WHAT IS BEING ASKED - Set down each line of the material that follows, exactly, with no pictures.

>> start

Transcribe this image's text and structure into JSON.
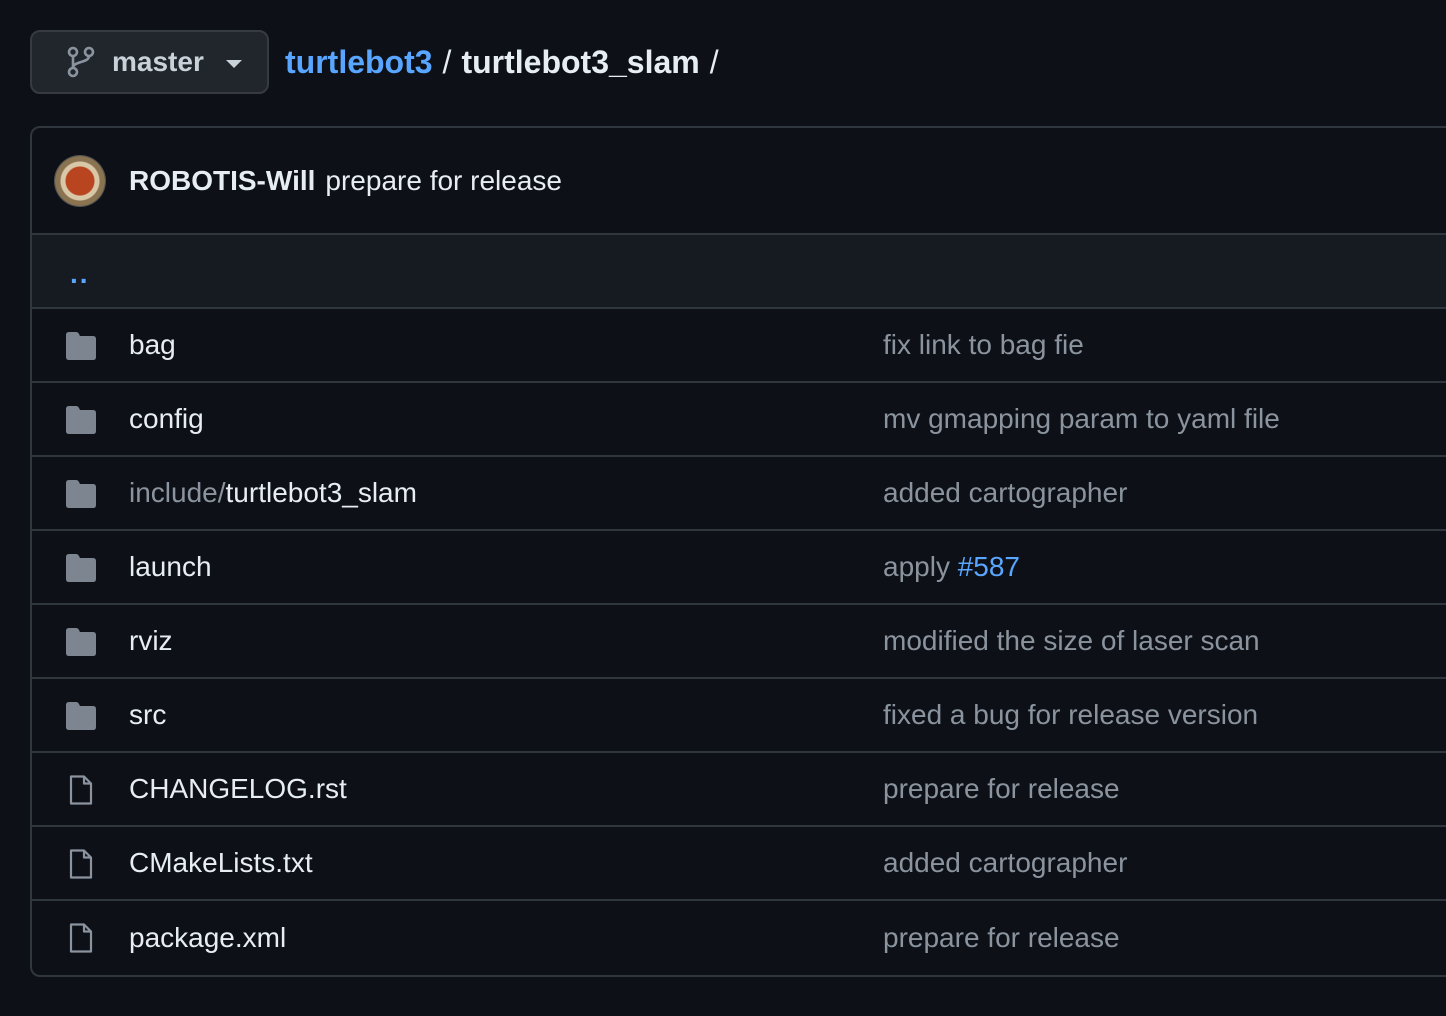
{
  "branch": {
    "label": "master"
  },
  "breadcrumb": {
    "repo": "turtlebot3",
    "separator": "/",
    "current": "turtlebot3_slam",
    "trailing_separator": "/"
  },
  "latest_commit": {
    "author": "ROBOTIS-Will",
    "message": "prepare for release"
  },
  "parent_dir": {
    "label": ".."
  },
  "files": [
    {
      "type": "folder",
      "name": "bag",
      "commit": "fix link to bag fie"
    },
    {
      "type": "folder",
      "name": "config",
      "commit": "mv gmapping param to yaml file"
    },
    {
      "type": "folder",
      "name_prefix": "include/",
      "name": "turtlebot3_slam",
      "commit": "added cartographer"
    },
    {
      "type": "folder",
      "name": "launch",
      "commit": "apply ",
      "commit_link": "#587"
    },
    {
      "type": "folder",
      "name": "rviz",
      "commit": "modified the size of laser scan"
    },
    {
      "type": "folder",
      "name": "src",
      "commit": "fixed a bug for release version"
    },
    {
      "type": "file",
      "name": "CHANGELOG.rst",
      "commit": "prepare for release"
    },
    {
      "type": "file",
      "name": "CMakeLists.txt",
      "commit": "added cartographer"
    },
    {
      "type": "file",
      "name": "package.xml",
      "commit": "prepare for release"
    }
  ],
  "colors": {
    "background": "#0d1117",
    "link": "#58a6ff",
    "muted_text": "#8b949e",
    "border": "#30363d",
    "folder_icon": "#7d8590"
  }
}
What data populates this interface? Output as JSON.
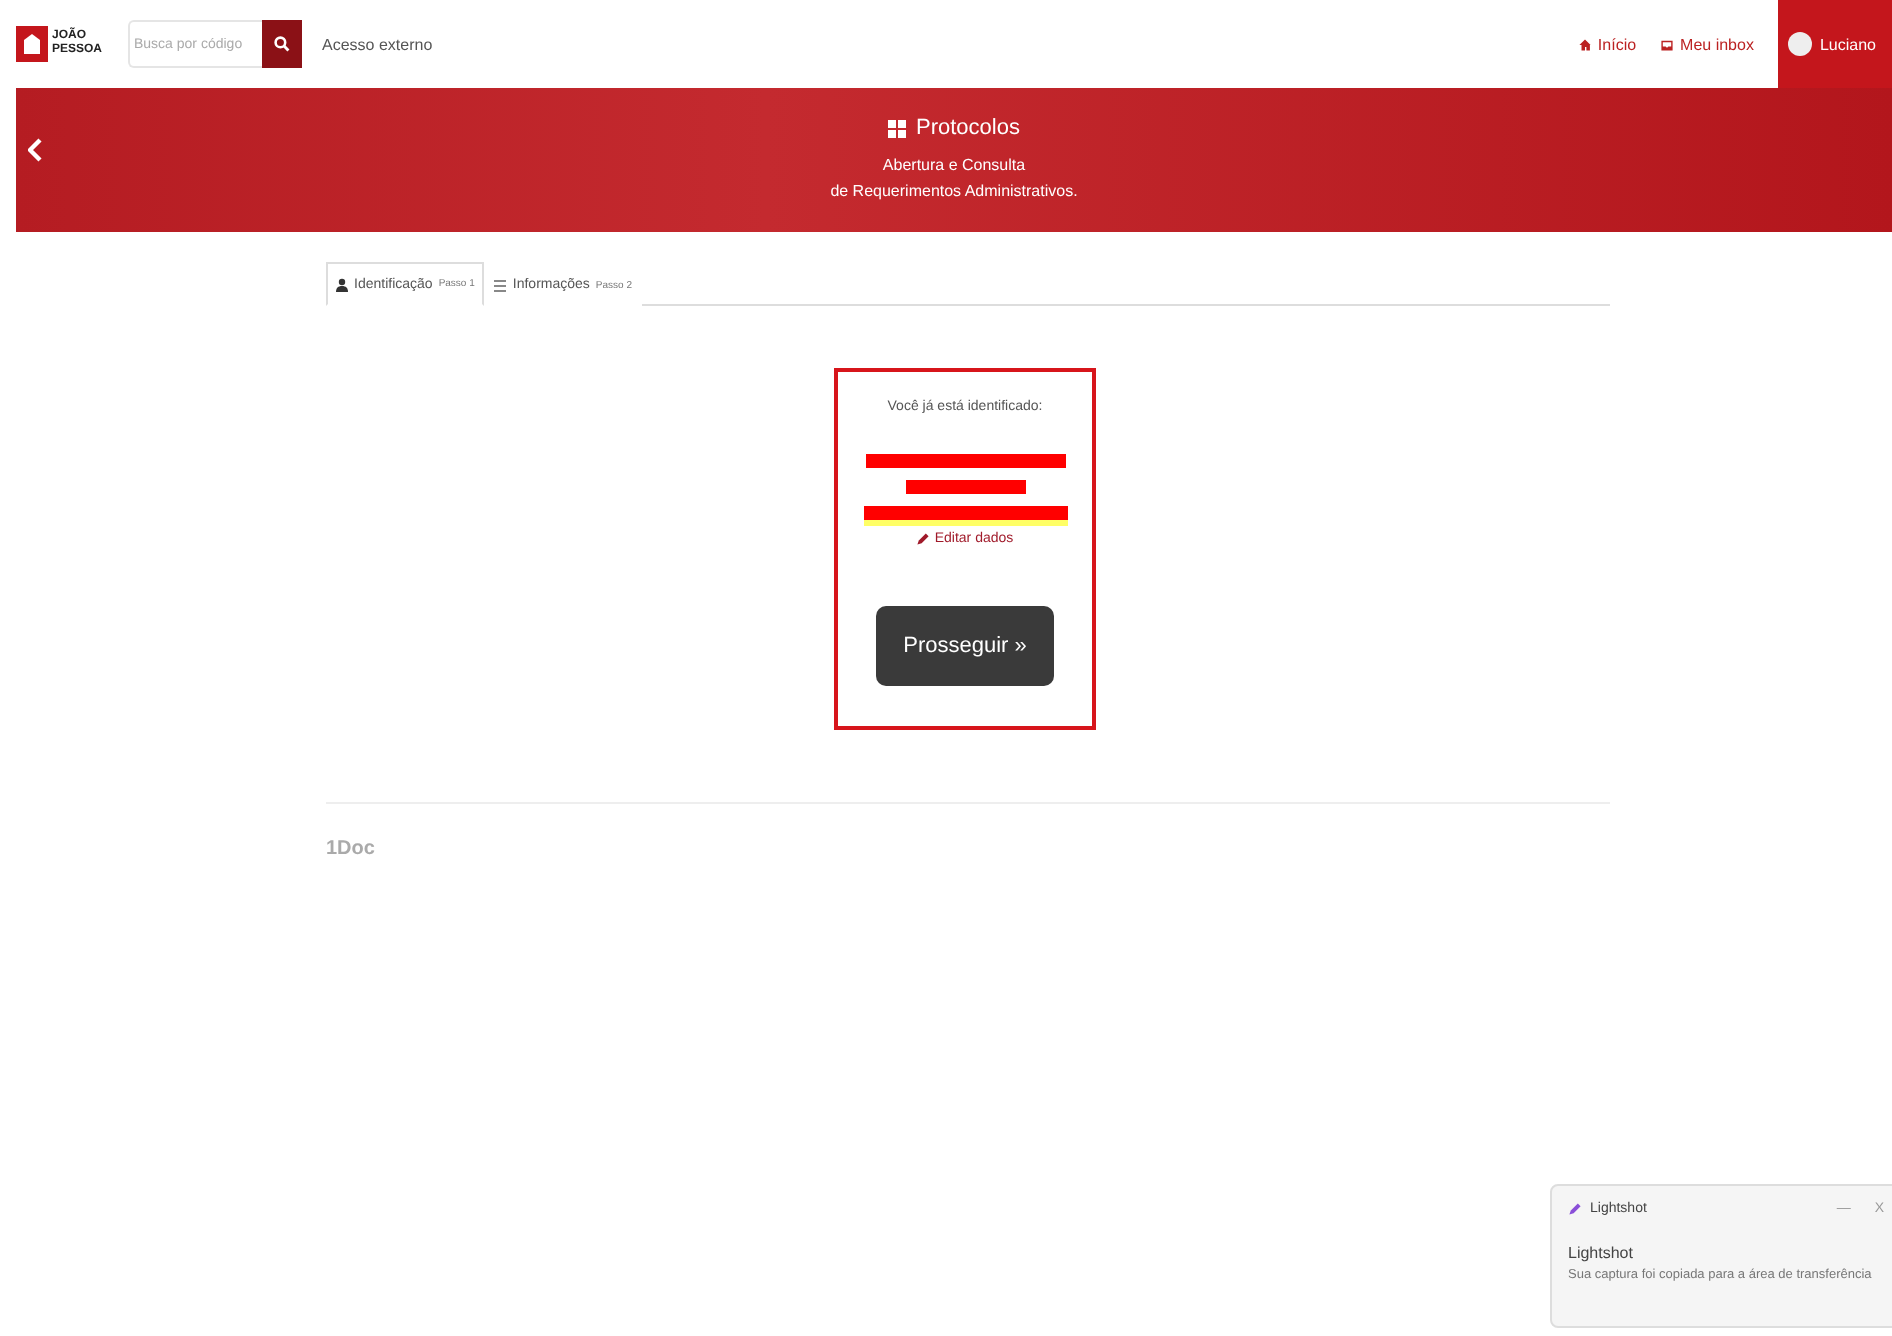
{
  "header": {
    "logo_text": "JOÃO PESSOA",
    "search": {
      "placeholder": "Busca por código"
    },
    "external_link": "Acesso externo",
    "nav": [
      {
        "label": "Início",
        "kind": "home"
      },
      {
        "label": "Meu inbox",
        "kind": "inbox"
      }
    ],
    "user": "Luciano"
  },
  "banner": {
    "title": "Protocolos",
    "subtitle_lines": [
      "Abertura e Consulta",
      "de Requerimentos Administrativos."
    ]
  },
  "tabs": [
    {
      "label": "Identificação",
      "step": "Passo 1",
      "kind": "user",
      "selected": true
    },
    {
      "label": "Informações",
      "step": "Passo 2",
      "kind": "list",
      "selected": false
    }
  ],
  "card": {
    "heading": "Você já está identificado:",
    "edit_link": "Editar dados",
    "button": "Prosseguir »"
  },
  "footer": {
    "brand": "1Doc"
  },
  "toast": {
    "app": "Lightshot",
    "minimize": "—",
    "close": "X",
    "title": "Lightshot",
    "message": "Sua captura foi copiada para a área de transferência"
  }
}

>> end

RESPONSE TO THE TASK -
Transcribe this image's text and structure into JSON.
{
  "branch": {
    "label": "master"
  },
  "breadcrumb": {
    "repo": "turtlebot3",
    "separator": "/",
    "current": "turtlebot3_slam",
    "trailing_separator": "/"
  },
  "latest_commit": {
    "author": "ROBOTIS-Will",
    "message": "prepare for release"
  },
  "parent_dir": {
    "label": ".."
  },
  "files": [
    {
      "type": "folder",
      "name": "bag",
      "commit": "fix link to bag fie"
    },
    {
      "type": "folder",
      "name": "config",
      "commit": "mv gmapping param to yaml file"
    },
    {
      "type": "folder",
      "name_prefix": "include/",
      "name": "turtlebot3_slam",
      "commit": "added cartographer"
    },
    {
      "type": "folder",
      "name": "launch",
      "commit": "apply ",
      "commit_link": "#587"
    },
    {
      "type": "folder",
      "name": "rviz",
      "commit": "modified the size of laser scan"
    },
    {
      "type": "folder",
      "name": "src",
      "commit": "fixed a bug for release version"
    },
    {
      "type": "file",
      "name": "CHANGELOG.rst",
      "commit": "prepare for release"
    },
    {
      "type": "file",
      "name": "CMakeLists.txt",
      "commit": "added cartographer"
    },
    {
      "type": "file",
      "name": "package.xml",
      "commit": "prepare for release"
    }
  ],
  "colors": {
    "background": "#0d1117",
    "link": "#58a6ff",
    "muted_text": "#8b949e",
    "border": "#30363d",
    "folder_icon": "#7d8590"
  }
}
What data populates this interface? Output as JSON.
{
  "header": {
    "logo_text": "JOÃO PESSOA",
    "search": {
      "placeholder": "Busca por código"
    },
    "external_link": "Acesso externo",
    "nav": [
      {
        "label": "Início",
        "kind": "home"
      },
      {
        "label": "Meu inbox",
        "kind": "inbox"
      }
    ],
    "user": "Luciano"
  },
  "banner": {
    "title": "Protocolos",
    "subtitle_lines": [
      "Abertura e Consulta",
      "de Requerimentos Administrativos."
    ]
  },
  "tabs": [
    {
      "label": "Identificação",
      "step": "Passo 1",
      "kind": "user",
      "selected": true
    },
    {
      "label": "Informações",
      "step": "Passo 2",
      "kind": "list",
      "selected": false
    }
  ],
  "card": {
    "heading": "Você já está identificado:",
    "edit_link": "Editar dados",
    "button": "Prosseguir »"
  },
  "footer": {
    "brand": "1Doc"
  },
  "toast": {
    "app": "Lightshot",
    "minimize": "—",
    "close": "X",
    "title": "Lightshot",
    "message": "Sua captura foi copiada para a área de transferência"
  }
}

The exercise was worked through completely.